→ **Compito 1**: Riassumi in due frasi il testo sul Covid.
→ **Compito 2**:
Rispondi alle domande seguenti in base al testo sul Covid.
(a) Quali nomi vengono citati tra le Cassandre del ritorno in autunno del Covid?
(b) Tra quali vaccinazioni si propone di inserire quella anti Covid periodica?
(c) A che cosa deve essere dedicata la rete assistenziale territoriale e ospedaliera?
→ **Compito 3**: Nel testo sul Covid, trasforma in un elenco il paragrafo che comincia con "E le cose da fare", mantenendone i fatti principali.

→ **Testo fornito**:
Anche le poche Cassandre del ritorno in autunno del Covid (Ricciardi, Cartabellotta e pochi altri) sono ascoltati al massimo con sufficienza se non proprio facendo gli scongiuri come fossero per l’appunto, più che razionali osservatori, dei menagrami del virus e dell’emergenza a tutti i costi.
E le cose da fare sono essenzialmente due: predisposizione della nuova campagna di vaccinazione avendo finalmente il coraggio di inserire la vaccinazione anti Covid periodica tra le vaccinazioni obbligatorie e la costruzione di una rete assistenziale territoriale e ospedaliera dedicata al contenimento e al trattamento terapeutico di una nuova possibile ondata virale autunnale, oggi e nel futuro prossimo.

→ **Dati forniti**:

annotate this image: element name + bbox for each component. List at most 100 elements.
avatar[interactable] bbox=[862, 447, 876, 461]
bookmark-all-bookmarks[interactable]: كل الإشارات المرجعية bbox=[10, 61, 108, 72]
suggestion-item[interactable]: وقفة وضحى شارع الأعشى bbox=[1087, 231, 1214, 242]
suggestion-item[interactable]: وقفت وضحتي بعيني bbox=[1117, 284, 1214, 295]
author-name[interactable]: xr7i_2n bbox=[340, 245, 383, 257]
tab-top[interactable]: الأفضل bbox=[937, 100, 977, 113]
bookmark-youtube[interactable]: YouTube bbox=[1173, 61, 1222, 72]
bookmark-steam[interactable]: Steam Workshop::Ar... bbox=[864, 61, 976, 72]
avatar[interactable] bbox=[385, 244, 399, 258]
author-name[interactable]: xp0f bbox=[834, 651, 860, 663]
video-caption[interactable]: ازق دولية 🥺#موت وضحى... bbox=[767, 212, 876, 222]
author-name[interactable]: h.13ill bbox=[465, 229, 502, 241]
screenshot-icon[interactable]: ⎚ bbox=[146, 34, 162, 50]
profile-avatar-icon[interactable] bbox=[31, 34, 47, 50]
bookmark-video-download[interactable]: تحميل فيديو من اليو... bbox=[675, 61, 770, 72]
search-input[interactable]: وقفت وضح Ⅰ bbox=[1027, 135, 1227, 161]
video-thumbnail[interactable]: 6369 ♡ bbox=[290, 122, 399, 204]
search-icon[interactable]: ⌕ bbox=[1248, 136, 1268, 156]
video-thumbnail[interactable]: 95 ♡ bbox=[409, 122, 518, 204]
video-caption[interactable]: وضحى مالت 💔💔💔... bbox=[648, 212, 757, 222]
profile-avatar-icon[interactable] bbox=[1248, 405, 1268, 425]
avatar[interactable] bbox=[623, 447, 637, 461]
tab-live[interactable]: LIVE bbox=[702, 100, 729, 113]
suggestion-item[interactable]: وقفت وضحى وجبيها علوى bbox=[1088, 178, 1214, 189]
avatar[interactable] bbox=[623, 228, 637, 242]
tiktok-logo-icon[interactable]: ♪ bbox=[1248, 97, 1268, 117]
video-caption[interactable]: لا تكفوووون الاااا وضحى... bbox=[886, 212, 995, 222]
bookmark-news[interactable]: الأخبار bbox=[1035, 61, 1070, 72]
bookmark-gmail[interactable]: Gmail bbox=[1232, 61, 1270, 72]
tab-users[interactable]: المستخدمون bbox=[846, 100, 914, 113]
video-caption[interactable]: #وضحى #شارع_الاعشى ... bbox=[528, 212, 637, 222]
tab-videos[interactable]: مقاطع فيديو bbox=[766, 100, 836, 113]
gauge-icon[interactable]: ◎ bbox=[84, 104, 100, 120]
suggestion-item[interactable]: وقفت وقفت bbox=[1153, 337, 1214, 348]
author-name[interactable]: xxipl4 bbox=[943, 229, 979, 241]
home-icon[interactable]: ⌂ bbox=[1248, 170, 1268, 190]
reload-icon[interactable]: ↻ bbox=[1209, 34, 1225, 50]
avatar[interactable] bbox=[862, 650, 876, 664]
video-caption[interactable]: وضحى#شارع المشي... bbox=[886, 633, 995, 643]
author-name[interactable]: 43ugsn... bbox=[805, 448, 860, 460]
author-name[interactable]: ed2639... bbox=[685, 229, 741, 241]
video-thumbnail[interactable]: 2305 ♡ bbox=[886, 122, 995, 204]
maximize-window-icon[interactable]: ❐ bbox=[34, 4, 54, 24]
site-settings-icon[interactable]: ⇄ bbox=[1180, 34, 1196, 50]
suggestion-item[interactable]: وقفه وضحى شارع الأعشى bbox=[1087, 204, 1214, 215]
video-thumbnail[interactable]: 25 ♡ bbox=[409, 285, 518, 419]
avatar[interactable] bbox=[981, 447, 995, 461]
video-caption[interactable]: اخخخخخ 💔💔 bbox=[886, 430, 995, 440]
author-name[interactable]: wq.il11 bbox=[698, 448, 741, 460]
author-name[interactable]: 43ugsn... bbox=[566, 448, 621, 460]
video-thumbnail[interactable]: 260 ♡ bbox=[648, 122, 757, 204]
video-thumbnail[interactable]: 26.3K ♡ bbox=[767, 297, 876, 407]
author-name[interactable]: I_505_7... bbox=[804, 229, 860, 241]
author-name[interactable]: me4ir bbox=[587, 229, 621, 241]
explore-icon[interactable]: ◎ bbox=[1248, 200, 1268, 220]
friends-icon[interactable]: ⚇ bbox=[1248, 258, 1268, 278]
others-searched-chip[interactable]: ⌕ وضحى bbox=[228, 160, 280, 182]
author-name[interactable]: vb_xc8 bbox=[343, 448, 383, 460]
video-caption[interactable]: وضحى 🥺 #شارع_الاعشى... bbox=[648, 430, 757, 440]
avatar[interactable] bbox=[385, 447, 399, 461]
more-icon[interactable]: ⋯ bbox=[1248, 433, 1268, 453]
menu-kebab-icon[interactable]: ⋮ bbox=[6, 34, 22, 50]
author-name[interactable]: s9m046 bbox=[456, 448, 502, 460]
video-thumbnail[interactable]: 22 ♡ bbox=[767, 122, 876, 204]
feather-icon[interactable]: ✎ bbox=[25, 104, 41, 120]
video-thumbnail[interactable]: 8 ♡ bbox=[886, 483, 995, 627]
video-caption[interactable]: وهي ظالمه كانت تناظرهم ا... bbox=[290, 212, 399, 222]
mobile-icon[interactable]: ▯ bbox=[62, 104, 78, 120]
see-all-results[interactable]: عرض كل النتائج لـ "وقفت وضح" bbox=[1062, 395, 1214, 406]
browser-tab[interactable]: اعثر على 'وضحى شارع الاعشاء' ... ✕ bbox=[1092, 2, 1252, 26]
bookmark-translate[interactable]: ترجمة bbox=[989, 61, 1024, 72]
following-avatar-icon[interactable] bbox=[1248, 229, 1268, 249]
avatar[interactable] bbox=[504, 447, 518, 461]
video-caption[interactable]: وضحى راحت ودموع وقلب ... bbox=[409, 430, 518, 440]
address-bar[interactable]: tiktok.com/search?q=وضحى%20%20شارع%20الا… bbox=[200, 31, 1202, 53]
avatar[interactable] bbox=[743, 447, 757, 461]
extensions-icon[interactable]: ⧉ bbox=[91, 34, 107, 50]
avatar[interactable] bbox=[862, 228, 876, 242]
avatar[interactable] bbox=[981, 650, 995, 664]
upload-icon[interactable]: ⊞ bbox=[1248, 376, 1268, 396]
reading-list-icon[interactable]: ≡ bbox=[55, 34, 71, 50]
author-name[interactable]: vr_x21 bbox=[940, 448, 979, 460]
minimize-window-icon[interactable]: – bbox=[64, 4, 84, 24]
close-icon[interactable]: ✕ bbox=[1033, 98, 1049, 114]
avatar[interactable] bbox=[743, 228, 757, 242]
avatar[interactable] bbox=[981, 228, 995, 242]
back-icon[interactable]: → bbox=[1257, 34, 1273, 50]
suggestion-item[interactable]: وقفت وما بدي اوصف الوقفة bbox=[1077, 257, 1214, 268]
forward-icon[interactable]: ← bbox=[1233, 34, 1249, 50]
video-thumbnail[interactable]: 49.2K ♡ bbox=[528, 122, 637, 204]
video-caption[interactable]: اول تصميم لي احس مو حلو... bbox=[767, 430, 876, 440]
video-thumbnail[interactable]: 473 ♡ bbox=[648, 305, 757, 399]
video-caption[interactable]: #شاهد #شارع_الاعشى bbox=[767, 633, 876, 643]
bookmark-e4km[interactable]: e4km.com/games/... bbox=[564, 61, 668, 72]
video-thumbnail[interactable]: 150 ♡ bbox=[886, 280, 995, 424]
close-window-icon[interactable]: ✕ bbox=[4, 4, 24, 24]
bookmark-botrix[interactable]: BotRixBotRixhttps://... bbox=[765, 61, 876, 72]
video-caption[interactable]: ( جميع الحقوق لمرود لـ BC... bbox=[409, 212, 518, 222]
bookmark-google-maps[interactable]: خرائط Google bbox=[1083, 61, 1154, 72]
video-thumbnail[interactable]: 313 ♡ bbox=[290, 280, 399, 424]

→ **Risposta 1**: Chi prevede il ritorno del Covid in autunno, come Ricciardi e Cartabellotta, viene ascoltato al massimo con sufficienza o trattato come un menagramo. Le cose da fare sono due: una nuova campagna vaccinale che inserisca la vaccinazione anti Covid periodica tra quelle obbligatorie e una rete assistenziale territoriale e ospedaliera per contenere e trattare una possibile ondata autunnale.

→ **Risposta 2**:
(a) Ricciardi e Cartabellotta.
(b) Tra le vaccinazioni obbligatorie.
(c) Al contenimento e al trattamento terapeutico di una nuova possibile ondata virale autunnale.

→ **Risposta 3**:
Le cose da fare sono essenzialmente due:
- preparare la nuova campagna di vaccinazione, inserendo la vaccinazione anti Covid periodica tra quelle obbligatorie;
- costruire una rete assistenziale territoriale e ospedaliera per contenere e trattare dal punto di vista terapeutico una nuova possibile ondata virale autunnale, oggi e nel futuro prossimo.